(Figure dataset records)
-=-=-=-=-

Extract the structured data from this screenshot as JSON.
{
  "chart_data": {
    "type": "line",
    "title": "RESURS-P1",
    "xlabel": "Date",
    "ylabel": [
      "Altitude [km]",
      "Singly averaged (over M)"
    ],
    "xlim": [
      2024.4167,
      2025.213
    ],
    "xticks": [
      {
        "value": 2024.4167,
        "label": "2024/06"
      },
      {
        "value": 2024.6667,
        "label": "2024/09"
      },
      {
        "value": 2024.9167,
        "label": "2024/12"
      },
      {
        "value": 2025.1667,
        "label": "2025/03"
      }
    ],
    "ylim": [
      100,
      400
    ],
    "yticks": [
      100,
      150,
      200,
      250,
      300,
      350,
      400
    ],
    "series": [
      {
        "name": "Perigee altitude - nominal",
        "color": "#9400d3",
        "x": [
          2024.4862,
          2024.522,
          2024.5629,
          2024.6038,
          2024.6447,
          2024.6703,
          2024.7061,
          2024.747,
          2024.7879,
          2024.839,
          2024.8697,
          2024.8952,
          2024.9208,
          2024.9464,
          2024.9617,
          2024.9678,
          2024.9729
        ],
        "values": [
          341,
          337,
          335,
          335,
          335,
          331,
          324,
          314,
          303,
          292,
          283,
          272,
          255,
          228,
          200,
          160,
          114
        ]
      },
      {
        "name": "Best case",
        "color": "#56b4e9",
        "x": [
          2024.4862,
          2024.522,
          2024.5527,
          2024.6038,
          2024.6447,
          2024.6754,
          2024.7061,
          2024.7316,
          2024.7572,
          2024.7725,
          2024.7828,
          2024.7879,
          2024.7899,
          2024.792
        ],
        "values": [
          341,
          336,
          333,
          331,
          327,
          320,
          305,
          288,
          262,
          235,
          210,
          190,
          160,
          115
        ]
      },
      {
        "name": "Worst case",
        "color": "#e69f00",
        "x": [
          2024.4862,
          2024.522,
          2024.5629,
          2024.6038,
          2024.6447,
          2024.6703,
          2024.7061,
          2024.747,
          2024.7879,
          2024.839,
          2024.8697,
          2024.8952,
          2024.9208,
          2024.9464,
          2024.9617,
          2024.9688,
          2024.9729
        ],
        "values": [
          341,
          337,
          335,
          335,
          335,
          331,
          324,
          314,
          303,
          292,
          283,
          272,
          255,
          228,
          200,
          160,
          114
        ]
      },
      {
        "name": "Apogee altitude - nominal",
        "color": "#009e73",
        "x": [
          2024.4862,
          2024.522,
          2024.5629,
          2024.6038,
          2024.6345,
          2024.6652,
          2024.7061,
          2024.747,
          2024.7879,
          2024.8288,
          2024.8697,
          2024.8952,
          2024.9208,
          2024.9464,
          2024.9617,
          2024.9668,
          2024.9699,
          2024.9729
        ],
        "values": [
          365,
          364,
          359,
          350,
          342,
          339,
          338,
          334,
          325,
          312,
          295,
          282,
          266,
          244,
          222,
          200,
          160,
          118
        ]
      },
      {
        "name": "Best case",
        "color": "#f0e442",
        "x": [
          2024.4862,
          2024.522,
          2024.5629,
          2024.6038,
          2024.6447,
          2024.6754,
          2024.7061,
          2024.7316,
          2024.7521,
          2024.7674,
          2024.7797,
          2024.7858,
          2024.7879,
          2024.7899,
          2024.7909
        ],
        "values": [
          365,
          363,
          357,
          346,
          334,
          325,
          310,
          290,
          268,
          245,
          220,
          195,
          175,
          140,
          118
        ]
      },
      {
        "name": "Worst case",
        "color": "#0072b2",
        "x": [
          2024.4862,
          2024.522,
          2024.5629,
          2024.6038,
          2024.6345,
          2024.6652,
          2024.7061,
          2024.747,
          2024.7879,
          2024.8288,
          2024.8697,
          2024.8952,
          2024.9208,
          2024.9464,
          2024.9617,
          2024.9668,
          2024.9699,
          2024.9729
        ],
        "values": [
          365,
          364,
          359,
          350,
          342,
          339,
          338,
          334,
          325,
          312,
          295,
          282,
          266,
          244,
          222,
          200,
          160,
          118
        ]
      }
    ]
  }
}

-=-=-=-=-

Output every line above without altering anything.

Extract the structured data from this screenshot as JSON.
{
  "chart_data": {
    "type": "line",
    "title": "RESURS-P1",
    "xlabel": "Date",
    "ylabel": [
      "Altitude [km]",
      "Singly averaged (over M)"
    ],
    "xlim": [
      2024.4167,
      2025.213
    ],
    "xticks": [
      {
        "value": 2024.4167,
        "label": "2024/06"
      },
      {
        "value": 2024.6667,
        "label": "2024/09"
      },
      {
        "value": 2024.9167,
        "label": "2024/12"
      },
      {
        "value": 2025.1667,
        "label": "2025/03"
      }
    ],
    "ylim": [
      100,
      400
    ],
    "yticks": [
      100,
      150,
      200,
      250,
      300,
      350,
      400
    ],
    "series": [
      {
        "name": "Perigee altitude - nominal",
        "color": "#9400d3",
        "x": [
          2024.4862,
          2024.522,
          2024.5629,
          2024.6038,
          2024.6447,
          2024.6703,
          2024.7061,
          2024.747,
          2024.7879,
          2024.839,
          2024.8697,
          2024.8952,
          2024.9208,
          2024.9464,
          2024.9617,
          2024.9678,
          2024.9729
        ],
        "values": [
          341,
          337,
          335,
          335,
          335,
          331,
          324,
          314,
          303,
          292,
          283,
          272,
          255,
          228,
          200,
          160,
          114
        ]
      },
      {
        "name": "Best case",
        "color": "#56b4e9",
        "x": [
          2024.4862,
          2024.522,
          2024.5527,
          2024.6038,
          2024.6447,
          2024.6754,
          2024.7061,
          2024.7316,
          2024.7572,
          2024.7725,
          2024.7828,
          2024.7879,
          2024.7899,
          2024.792
        ],
        "values": [
          341,
          336,
          333,
          331,
          327,
          320,
          305,
          288,
          262,
          235,
          210,
          190,
          160,
          115
        ]
      },
      {
        "name": "Worst case",
        "color": "#e69f00",
        "x": [
          2024.4862,
          2024.522,
          2024.5629,
          2024.6038,
          2024.6447,
          2024.6703,
          2024.7061,
          2024.747,
          2024.7879,
          2024.839,
          2024.8697,
          2024.8952,
          2024.9208,
          2024.9464,
          2024.9617,
          2024.9688,
          2024.9729
        ],
        "values": [
          341,
          337,
          335,
          335,
          335,
          331,
          324,
          314,
          303,
          292,
          283,
          272,
          255,
          228,
          200,
          160,
          114
        ]
      },
      {
        "name": "Apogee altitude - nominal",
        "color": "#009e73",
        "x": [
          2024.4862,
          2024.522,
          2024.5629,
          2024.6038,
          2024.6345,
          2024.6652,
          2024.7061,
          2024.747,
          2024.7879,
          2024.8288,
          2024.8697,
          2024.8952,
          2024.9208,
          2024.9464,
          2024.9617,
          2024.9668,
          2024.9699,
          2024.9729
        ],
        "values": [
          365,
          364,
          359,
          350,
          342,
          339,
          338,
          334,
          325,
          312,
          295,
          282,
          266,
          244,
          222,
          200,
          160,
          118
        ]
      },
      {
        "name": "Best case",
        "color": "#f0e442",
        "x": [
          2024.4862,
          2024.522,
          2024.5629,
          2024.6038,
          2024.6447,
          2024.6754,
          2024.7061,
          2024.7316,
          2024.7521,
          2024.7674,
          2024.7797,
          2024.7858,
          2024.7879,
          2024.7899,
          2024.7909
        ],
        "values": [
          365,
          363,
          357,
          346,
          334,
          325,
          310,
          290,
          268,
          245,
          220,
          195,
          175,
          140,
          118
        ]
      },
      {
        "name": "Worst case",
        "color": "#0072b2",
        "x": [
          2024.4862,
          2024.522,
          2024.5629,
          2024.6038,
          2024.6345,
          2024.6652,
          2024.7061,
          2024.747,
          2024.7879,
          2024.8288,
          2024.8697,
          2024.8952,
          2024.9208,
          2024.9464,
          2024.9617,
          2024.9668,
          2024.9699,
          2024.9729
        ],
        "values": [
          365,
          364,
          359,
          350,
          342,
          339,
          338,
          334,
          325,
          312,
          295,
          282,
          266,
          244,
          222,
          200,
          160,
          118
        ]
      }
    ]
  }
}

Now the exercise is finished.